• [Dataset rows]:
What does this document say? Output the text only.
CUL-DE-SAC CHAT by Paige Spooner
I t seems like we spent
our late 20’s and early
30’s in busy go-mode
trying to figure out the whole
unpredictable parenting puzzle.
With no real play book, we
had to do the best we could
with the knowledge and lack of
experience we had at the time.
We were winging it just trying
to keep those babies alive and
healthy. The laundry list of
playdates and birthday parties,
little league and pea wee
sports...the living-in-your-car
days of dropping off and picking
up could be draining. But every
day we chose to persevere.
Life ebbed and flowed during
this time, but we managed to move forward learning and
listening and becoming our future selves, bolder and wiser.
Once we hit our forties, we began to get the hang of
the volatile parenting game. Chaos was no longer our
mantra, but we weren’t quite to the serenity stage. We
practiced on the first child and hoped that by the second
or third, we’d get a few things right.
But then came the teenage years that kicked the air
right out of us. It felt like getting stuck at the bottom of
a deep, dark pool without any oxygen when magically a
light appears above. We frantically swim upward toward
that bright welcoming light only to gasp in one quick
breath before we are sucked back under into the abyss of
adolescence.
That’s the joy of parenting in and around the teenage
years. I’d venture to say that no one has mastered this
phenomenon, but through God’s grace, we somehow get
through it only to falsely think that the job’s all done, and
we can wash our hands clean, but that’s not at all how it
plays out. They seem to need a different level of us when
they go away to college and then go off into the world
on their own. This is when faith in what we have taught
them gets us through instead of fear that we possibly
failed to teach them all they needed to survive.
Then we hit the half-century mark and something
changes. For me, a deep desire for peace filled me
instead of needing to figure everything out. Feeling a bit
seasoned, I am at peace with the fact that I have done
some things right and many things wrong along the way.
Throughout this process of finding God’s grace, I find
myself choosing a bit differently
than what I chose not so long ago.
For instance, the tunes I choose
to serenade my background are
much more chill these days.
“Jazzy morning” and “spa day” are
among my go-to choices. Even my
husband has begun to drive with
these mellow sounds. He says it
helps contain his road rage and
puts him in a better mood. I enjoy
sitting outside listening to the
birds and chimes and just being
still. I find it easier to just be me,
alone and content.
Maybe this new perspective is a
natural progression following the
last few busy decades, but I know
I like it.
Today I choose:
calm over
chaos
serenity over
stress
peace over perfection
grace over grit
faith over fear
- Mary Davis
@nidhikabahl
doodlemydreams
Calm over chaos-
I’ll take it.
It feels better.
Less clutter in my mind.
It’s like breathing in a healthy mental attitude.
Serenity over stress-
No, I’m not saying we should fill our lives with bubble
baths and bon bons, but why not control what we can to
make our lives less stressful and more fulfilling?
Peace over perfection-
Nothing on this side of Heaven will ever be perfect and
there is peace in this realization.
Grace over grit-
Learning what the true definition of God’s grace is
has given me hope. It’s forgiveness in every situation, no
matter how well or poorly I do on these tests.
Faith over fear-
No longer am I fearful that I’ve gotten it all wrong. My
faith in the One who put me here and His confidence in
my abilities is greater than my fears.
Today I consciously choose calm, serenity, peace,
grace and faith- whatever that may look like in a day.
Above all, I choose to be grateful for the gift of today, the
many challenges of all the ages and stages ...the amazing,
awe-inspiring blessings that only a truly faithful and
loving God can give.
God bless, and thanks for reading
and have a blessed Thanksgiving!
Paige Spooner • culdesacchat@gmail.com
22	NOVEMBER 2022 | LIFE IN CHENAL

• [TO BE DONE]: Report back each line of the entries that holds the string "busy".

• [EXERCISE RESULT]:
30’s in busy go-mode
last few busy decades, but I know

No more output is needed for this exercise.